## PROVIDED MATERIAL
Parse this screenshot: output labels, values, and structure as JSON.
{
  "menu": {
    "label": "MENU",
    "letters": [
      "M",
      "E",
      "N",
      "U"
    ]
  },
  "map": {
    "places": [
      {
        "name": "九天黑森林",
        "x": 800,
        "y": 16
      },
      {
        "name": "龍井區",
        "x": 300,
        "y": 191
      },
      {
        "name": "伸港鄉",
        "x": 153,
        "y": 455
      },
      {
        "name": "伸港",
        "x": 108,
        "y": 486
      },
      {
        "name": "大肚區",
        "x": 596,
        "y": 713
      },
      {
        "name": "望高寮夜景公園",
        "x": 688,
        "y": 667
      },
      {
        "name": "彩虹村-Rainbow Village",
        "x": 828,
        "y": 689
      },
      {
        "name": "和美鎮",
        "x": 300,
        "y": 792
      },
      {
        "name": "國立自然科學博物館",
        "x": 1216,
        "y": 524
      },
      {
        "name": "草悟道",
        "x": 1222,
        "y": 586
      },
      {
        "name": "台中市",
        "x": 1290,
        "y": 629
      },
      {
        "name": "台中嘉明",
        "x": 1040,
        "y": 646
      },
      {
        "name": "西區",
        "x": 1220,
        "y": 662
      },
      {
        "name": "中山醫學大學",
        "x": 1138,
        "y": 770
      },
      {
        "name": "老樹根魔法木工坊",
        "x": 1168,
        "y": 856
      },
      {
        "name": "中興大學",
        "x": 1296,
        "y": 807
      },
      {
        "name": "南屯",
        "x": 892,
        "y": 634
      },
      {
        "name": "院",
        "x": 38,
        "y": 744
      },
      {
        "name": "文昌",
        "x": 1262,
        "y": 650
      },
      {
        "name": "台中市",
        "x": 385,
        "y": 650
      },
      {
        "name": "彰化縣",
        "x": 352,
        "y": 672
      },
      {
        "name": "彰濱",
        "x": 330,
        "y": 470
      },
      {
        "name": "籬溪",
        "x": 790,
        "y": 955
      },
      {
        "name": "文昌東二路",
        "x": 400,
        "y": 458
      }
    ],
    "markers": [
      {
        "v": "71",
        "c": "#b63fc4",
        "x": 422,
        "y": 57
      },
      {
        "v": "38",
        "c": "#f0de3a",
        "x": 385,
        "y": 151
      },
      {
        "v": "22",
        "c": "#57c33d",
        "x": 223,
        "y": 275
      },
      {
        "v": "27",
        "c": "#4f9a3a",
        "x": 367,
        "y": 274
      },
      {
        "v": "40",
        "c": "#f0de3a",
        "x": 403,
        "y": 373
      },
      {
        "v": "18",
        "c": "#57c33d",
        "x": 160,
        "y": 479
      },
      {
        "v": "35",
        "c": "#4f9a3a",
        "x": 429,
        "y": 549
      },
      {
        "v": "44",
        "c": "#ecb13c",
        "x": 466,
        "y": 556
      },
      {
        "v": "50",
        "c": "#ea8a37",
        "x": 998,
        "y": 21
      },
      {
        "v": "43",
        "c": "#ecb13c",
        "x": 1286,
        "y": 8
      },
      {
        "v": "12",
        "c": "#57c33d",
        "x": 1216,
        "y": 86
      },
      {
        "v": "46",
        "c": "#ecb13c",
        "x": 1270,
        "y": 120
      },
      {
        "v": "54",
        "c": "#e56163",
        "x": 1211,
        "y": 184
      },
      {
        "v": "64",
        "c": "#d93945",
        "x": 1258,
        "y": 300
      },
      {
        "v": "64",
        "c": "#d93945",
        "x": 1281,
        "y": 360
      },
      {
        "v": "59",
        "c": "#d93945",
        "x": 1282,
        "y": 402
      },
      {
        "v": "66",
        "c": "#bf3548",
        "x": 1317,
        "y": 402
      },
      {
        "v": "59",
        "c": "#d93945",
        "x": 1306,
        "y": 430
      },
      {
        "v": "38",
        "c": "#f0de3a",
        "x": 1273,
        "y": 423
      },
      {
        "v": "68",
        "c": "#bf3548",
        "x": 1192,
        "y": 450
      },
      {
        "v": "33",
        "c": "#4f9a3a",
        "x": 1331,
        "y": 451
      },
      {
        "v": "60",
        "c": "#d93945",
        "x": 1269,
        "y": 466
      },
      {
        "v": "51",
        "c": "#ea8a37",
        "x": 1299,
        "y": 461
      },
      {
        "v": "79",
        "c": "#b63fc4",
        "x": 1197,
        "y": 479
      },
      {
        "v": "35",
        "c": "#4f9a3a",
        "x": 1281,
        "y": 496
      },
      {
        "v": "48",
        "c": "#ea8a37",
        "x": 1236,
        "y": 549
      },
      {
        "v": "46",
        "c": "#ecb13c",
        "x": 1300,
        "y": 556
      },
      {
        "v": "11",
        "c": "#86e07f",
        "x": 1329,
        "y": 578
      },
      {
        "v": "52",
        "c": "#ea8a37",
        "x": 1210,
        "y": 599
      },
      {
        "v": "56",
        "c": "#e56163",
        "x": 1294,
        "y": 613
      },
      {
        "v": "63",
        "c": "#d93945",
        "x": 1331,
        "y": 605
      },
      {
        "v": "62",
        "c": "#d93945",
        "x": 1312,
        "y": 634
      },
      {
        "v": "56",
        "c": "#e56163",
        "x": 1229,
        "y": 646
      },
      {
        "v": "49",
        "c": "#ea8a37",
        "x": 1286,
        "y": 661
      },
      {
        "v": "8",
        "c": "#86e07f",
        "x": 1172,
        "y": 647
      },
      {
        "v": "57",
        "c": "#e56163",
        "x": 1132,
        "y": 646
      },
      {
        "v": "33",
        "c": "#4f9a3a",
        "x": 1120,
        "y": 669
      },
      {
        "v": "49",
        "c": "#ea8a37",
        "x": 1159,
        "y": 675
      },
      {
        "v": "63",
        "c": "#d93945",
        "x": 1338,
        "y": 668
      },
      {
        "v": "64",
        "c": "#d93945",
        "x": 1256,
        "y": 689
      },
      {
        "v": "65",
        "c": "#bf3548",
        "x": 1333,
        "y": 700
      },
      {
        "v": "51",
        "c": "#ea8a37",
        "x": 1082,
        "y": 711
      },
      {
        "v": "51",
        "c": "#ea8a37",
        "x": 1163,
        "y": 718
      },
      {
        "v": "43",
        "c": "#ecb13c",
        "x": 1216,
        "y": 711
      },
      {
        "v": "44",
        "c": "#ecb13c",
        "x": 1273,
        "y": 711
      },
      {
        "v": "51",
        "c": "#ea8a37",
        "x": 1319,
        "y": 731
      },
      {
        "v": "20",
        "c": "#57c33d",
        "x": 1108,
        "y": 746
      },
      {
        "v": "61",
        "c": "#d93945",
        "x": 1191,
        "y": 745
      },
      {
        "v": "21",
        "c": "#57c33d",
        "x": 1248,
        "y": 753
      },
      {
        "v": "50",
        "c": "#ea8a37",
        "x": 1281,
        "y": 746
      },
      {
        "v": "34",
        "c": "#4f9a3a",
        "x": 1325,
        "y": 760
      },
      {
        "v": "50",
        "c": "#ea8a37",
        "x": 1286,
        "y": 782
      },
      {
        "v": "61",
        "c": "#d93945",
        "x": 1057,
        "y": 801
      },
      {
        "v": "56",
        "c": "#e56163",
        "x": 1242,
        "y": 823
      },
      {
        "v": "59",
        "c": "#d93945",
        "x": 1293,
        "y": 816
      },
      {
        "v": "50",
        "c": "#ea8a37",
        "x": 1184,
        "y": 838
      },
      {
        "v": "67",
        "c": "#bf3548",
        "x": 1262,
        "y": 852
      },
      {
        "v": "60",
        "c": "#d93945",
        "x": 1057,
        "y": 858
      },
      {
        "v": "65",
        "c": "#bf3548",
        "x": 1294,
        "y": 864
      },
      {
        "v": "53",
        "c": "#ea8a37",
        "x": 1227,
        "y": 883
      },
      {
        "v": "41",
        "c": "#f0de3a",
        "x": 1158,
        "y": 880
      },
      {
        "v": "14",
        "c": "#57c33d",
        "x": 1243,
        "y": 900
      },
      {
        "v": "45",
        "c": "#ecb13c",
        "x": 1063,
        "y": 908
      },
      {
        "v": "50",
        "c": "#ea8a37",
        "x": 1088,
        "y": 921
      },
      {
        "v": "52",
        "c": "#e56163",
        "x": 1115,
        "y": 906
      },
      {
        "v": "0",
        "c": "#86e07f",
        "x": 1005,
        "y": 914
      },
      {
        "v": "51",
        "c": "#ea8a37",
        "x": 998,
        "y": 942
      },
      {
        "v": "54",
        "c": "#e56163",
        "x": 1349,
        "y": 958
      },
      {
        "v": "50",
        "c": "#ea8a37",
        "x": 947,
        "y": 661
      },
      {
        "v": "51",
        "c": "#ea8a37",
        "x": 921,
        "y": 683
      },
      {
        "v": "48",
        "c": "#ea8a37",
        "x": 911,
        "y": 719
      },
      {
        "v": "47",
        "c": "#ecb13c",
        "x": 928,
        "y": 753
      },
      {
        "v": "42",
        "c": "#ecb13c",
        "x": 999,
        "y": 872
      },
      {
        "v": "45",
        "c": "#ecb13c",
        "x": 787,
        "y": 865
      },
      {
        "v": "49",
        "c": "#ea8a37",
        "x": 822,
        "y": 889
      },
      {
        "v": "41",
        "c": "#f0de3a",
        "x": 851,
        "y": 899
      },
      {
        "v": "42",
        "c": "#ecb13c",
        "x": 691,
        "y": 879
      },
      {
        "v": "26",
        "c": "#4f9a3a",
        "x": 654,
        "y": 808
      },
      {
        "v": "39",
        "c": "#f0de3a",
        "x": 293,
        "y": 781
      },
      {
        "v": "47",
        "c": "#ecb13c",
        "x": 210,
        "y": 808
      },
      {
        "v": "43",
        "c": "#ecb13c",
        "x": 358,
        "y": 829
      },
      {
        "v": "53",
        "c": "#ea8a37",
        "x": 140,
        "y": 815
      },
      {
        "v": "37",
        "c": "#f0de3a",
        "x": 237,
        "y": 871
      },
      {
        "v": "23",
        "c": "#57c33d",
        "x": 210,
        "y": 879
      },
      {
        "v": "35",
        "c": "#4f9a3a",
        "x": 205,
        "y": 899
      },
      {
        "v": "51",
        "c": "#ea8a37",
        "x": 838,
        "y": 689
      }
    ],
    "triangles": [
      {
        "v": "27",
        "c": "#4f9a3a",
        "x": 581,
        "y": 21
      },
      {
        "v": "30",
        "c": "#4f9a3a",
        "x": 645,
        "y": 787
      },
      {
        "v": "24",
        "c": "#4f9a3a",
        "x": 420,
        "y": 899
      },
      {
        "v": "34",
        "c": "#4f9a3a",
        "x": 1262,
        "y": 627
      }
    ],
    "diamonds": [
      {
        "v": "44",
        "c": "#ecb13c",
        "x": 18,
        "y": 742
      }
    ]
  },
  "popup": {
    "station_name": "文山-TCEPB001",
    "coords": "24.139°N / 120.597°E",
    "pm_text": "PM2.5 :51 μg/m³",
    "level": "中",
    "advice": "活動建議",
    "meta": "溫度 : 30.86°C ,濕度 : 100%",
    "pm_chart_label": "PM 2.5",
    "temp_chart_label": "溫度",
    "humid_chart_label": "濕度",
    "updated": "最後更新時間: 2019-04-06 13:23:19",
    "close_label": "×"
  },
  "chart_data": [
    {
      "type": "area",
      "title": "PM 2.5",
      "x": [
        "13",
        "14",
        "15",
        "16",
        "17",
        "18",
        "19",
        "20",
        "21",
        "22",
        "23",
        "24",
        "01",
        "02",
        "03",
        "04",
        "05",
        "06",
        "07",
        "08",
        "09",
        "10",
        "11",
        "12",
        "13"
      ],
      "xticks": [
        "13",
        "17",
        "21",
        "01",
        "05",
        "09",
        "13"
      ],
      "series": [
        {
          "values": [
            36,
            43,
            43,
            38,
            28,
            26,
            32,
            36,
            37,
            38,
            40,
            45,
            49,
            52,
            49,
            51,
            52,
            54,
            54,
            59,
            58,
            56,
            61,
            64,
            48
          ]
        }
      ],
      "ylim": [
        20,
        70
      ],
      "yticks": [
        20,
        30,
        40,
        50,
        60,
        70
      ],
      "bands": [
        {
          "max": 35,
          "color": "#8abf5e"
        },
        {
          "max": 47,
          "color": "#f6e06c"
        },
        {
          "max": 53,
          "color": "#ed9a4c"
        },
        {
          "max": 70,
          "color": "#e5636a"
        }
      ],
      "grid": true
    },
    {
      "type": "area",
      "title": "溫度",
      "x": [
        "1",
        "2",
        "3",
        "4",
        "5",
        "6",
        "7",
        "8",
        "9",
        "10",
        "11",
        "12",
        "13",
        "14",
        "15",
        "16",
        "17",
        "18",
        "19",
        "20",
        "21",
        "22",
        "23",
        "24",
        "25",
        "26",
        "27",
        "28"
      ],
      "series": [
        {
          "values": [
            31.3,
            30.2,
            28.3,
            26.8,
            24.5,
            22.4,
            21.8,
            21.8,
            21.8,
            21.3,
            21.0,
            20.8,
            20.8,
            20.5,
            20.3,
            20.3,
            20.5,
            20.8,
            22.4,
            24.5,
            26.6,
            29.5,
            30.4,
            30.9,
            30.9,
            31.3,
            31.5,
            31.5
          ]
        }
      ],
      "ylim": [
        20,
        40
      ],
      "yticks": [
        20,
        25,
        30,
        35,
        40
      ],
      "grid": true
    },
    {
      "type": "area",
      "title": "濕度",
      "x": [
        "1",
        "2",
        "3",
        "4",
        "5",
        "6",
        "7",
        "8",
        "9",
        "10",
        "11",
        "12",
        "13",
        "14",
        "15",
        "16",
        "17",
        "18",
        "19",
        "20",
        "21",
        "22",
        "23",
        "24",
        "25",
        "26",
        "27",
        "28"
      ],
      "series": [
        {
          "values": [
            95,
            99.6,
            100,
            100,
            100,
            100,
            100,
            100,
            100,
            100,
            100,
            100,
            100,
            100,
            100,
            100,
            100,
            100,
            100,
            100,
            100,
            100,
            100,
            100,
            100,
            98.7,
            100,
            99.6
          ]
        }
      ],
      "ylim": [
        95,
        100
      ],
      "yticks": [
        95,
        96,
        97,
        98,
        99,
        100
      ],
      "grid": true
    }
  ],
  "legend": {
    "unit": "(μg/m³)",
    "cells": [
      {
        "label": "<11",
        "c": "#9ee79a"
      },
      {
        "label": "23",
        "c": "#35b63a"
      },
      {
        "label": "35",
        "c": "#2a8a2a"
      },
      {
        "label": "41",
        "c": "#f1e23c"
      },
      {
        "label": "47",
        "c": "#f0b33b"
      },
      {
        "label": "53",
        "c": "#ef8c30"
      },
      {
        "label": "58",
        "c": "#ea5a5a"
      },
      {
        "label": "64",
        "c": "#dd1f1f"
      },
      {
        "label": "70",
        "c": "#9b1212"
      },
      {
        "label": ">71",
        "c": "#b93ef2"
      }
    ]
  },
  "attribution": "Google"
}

## WHAT THE EXERCISE ASKS
Identify the lines of the data that contain the word "color". Copy each of them.

## CORRECT ANSWER
          "color": "#8abf5e"
          "color": "#f6e06c"
          "color": "#ed9a4c"
          "color": "#e5636a"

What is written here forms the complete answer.